TASK INSTRUCTIONS:
Where the string "Brookfield" occurs in the material below, report the whole line.

(Items from a data source)

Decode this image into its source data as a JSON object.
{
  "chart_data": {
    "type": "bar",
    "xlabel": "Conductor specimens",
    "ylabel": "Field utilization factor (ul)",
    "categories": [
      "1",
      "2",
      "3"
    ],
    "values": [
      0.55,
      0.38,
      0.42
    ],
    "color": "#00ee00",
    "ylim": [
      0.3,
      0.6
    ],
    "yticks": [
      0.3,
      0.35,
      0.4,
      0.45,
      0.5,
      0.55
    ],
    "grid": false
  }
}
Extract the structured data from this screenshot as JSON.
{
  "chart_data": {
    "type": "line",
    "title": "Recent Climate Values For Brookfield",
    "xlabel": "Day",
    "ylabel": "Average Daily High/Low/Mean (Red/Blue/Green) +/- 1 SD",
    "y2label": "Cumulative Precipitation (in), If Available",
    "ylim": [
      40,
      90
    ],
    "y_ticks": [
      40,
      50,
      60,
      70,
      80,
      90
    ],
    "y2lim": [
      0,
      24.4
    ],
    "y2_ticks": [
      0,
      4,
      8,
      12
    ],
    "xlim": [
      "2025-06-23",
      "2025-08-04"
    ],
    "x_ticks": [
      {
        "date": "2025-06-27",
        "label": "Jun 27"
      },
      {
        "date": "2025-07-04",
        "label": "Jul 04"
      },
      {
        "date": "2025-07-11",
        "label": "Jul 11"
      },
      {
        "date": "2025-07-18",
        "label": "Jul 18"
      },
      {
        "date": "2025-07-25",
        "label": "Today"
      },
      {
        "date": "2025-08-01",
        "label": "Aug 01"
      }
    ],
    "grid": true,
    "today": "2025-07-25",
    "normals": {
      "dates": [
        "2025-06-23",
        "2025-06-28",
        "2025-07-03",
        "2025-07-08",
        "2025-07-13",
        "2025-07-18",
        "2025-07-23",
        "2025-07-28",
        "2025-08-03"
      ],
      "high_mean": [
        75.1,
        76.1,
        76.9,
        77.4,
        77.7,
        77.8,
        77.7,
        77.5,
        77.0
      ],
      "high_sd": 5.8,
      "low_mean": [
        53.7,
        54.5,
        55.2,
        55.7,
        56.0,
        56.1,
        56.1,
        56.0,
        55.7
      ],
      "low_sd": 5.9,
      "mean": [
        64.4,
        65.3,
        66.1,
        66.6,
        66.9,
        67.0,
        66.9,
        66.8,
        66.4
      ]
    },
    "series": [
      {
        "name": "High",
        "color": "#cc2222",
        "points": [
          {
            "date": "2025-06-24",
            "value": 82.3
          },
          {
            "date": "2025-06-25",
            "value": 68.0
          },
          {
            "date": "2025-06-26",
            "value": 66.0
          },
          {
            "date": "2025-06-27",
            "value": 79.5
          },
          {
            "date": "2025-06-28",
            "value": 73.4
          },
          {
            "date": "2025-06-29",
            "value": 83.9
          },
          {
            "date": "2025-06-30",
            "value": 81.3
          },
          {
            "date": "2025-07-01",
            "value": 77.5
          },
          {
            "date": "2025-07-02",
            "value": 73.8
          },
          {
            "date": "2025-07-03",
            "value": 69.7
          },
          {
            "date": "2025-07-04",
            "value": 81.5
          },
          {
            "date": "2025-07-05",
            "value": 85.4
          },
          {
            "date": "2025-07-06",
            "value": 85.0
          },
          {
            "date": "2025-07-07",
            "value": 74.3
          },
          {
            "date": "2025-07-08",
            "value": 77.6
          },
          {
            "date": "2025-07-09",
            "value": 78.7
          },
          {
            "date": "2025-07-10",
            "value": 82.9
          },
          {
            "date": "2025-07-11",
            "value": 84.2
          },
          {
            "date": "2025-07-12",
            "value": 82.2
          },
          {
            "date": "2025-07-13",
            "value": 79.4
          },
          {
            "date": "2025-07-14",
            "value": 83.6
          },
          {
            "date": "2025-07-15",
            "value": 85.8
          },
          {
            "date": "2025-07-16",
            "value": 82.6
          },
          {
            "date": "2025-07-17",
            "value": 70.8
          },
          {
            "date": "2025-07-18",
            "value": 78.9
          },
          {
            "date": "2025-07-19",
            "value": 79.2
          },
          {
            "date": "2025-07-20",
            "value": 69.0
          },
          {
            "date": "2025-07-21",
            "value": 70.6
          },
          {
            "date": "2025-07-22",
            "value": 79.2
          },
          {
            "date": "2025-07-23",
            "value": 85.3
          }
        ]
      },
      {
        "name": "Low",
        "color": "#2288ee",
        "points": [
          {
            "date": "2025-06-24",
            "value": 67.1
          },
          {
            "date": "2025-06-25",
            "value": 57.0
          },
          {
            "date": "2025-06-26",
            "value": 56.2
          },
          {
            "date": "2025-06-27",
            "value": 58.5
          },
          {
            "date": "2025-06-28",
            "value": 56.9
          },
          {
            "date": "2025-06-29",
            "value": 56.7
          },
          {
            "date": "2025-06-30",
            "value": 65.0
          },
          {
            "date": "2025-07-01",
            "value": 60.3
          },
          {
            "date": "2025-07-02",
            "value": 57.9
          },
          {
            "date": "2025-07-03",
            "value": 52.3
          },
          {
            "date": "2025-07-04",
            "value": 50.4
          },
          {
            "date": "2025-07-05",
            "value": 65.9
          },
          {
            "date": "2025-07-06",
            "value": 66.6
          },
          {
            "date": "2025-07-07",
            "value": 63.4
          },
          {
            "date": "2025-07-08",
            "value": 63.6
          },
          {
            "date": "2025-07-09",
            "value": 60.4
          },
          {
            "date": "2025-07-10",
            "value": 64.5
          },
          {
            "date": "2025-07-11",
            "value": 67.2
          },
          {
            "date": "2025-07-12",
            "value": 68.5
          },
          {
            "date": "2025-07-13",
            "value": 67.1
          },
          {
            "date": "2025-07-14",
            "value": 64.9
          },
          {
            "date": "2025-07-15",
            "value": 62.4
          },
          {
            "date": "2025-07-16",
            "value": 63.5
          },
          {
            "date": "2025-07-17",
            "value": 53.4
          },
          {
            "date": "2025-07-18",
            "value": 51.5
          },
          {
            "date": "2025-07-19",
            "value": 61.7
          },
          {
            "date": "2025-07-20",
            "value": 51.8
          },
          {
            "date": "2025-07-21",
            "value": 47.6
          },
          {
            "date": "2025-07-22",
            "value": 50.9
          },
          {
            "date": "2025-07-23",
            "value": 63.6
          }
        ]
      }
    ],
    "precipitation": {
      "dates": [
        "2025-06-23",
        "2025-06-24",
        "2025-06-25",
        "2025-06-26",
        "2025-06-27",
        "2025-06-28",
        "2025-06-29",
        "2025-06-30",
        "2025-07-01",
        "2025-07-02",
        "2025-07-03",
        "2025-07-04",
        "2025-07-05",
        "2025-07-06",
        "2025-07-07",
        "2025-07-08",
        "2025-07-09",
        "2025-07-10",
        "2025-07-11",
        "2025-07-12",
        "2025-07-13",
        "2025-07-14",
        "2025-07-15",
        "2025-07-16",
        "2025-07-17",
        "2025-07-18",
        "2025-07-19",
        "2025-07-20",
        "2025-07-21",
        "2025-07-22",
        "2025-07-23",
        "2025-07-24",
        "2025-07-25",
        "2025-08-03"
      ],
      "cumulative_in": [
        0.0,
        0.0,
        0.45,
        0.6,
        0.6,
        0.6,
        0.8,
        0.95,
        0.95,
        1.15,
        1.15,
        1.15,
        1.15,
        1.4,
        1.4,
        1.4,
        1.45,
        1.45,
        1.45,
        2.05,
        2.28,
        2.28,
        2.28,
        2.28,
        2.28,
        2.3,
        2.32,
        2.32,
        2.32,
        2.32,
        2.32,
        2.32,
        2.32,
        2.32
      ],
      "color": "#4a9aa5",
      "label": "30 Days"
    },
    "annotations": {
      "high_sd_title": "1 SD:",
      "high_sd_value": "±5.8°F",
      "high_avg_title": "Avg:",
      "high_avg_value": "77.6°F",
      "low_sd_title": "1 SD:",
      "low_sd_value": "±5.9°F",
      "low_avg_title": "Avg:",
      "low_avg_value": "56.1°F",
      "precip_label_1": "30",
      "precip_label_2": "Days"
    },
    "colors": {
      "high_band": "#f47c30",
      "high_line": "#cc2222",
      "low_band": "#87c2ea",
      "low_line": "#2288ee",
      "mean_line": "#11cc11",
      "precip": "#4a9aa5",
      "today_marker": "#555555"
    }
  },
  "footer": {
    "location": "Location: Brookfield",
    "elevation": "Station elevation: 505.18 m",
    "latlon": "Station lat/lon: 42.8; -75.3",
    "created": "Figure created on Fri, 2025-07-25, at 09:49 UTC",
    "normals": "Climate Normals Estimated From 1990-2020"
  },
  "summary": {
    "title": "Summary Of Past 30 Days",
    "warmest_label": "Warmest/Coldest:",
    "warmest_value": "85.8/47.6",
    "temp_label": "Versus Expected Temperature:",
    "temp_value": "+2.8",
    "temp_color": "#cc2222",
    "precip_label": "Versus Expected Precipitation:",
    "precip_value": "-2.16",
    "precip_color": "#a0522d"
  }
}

OUTPUT BELOW:
    "title": "Recent Climate Values For Brookfield",
    "location": "Location: Brookfield",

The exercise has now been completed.